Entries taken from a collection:
────
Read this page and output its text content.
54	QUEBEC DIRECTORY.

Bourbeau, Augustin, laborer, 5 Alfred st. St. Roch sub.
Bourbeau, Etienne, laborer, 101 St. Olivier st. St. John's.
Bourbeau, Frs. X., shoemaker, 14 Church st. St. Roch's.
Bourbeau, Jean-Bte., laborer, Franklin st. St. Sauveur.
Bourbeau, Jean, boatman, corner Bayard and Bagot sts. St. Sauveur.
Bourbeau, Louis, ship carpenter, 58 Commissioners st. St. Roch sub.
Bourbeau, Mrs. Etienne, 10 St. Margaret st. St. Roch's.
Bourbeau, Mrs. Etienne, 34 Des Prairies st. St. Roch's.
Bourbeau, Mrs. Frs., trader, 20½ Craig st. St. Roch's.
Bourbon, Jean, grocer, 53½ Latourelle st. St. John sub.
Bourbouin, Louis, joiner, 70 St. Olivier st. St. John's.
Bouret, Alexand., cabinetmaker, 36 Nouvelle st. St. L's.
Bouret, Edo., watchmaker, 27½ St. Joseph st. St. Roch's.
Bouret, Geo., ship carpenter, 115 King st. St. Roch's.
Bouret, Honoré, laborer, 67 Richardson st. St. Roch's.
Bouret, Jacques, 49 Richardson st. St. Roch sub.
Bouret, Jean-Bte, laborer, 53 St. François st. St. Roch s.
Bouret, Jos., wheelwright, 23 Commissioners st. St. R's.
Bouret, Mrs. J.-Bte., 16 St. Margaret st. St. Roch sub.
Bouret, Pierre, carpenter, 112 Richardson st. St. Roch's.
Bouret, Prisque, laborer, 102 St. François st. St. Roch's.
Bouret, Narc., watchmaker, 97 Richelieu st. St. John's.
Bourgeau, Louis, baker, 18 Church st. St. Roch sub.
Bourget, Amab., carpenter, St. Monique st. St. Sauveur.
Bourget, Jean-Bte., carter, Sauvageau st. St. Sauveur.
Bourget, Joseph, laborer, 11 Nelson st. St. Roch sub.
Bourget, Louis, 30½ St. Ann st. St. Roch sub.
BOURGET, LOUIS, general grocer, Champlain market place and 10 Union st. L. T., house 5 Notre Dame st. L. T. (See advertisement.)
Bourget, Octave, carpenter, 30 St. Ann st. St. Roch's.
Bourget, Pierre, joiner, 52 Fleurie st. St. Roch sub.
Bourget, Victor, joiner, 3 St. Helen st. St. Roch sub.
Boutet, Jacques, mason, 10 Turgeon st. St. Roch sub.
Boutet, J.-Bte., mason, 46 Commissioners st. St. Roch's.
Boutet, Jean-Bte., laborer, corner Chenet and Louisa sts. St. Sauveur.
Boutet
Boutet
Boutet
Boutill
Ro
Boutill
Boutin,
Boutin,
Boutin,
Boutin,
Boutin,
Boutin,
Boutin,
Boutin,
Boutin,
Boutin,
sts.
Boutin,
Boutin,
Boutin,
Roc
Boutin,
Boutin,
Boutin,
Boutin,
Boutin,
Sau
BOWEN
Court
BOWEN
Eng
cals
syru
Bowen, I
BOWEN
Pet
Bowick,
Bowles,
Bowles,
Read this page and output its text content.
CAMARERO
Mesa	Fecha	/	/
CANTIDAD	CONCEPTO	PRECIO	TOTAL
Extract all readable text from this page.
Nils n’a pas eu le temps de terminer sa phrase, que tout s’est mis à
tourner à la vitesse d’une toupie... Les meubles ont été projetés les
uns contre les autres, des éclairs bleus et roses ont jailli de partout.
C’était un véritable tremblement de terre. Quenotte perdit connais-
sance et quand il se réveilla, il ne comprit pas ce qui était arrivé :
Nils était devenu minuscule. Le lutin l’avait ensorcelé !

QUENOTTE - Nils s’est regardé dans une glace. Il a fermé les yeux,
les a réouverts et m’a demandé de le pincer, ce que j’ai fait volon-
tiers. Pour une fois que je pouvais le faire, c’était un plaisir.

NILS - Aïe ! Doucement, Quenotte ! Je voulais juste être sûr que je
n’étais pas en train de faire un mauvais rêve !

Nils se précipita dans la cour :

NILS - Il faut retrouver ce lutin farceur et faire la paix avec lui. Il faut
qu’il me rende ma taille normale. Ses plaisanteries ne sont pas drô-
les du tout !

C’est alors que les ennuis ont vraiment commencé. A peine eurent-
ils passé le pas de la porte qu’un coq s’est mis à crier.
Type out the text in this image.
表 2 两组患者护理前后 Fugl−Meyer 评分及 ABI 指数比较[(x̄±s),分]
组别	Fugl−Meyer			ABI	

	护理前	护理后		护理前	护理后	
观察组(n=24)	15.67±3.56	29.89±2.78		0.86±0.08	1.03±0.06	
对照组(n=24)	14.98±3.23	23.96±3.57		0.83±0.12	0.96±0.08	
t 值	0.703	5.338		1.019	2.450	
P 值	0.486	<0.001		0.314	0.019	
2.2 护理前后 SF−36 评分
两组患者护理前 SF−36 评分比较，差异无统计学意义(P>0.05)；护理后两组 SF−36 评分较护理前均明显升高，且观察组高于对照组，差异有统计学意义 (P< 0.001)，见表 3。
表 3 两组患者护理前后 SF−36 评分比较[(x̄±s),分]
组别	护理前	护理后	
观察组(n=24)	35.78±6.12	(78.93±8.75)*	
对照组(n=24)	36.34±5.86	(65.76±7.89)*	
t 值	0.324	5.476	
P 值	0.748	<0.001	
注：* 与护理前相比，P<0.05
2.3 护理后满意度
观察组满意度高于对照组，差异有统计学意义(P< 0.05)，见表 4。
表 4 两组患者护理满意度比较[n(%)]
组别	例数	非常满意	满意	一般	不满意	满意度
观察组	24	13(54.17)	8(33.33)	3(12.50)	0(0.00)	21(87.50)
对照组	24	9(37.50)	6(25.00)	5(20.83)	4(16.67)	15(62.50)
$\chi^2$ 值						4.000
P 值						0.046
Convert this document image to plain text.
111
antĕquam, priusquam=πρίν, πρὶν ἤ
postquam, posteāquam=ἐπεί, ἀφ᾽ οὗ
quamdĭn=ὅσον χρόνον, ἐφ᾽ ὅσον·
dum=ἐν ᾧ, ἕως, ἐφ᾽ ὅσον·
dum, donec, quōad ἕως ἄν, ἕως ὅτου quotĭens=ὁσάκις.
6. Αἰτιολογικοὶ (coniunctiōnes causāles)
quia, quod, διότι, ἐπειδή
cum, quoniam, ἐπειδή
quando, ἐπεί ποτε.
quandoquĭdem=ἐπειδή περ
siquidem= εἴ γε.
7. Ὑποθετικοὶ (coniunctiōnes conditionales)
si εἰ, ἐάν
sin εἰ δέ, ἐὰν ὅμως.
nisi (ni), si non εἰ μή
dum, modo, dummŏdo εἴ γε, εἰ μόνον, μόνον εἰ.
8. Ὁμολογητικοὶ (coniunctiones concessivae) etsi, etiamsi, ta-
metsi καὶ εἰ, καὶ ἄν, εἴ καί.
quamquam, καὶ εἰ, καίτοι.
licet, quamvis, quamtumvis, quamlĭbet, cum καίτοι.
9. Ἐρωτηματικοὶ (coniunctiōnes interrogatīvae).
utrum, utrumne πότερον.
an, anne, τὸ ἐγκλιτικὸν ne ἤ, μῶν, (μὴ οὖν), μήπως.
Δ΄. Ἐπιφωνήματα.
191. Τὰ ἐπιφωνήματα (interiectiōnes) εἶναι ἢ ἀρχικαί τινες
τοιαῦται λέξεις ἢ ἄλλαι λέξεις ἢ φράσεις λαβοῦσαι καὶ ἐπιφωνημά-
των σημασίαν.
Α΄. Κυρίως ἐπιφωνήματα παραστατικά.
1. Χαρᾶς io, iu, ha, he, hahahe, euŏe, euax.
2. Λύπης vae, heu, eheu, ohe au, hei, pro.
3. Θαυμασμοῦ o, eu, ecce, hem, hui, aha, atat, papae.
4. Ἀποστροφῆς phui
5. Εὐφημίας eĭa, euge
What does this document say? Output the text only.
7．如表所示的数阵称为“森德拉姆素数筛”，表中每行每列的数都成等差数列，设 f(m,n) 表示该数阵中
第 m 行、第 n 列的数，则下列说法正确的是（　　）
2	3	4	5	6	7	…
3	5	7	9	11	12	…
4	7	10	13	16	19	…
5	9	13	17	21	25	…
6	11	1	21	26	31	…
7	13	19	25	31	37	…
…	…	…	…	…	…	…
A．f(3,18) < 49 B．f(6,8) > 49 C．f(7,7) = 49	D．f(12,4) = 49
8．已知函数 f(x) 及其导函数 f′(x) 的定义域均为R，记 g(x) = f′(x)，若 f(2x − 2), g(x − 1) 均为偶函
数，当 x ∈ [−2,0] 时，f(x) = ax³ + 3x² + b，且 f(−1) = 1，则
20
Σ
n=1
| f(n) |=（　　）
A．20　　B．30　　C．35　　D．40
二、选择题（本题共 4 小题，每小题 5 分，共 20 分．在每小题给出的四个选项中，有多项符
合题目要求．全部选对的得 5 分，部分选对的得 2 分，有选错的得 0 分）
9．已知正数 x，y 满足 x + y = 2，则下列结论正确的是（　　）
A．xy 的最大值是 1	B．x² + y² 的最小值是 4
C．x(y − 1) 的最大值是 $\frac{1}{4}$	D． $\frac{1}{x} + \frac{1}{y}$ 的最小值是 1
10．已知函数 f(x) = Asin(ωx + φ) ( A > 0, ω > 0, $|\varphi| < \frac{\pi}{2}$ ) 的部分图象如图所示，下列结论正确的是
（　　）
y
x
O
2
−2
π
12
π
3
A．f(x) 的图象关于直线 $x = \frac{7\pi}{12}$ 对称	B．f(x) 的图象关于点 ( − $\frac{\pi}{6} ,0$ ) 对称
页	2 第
────
Only lines with "评分比较" are wanted here; list each of them.

两组患者护理前 SF−36 评分比较，差异无统计学意义(P>0.05)；护理后两组 SF−36 评分较护理前均明显升高，且观察组高于对照组，差异有统计学意义 (P< 0.001)，见表 3。
表 3 两组患者护理前后 SF−36 评分比较[(x̄±s),分]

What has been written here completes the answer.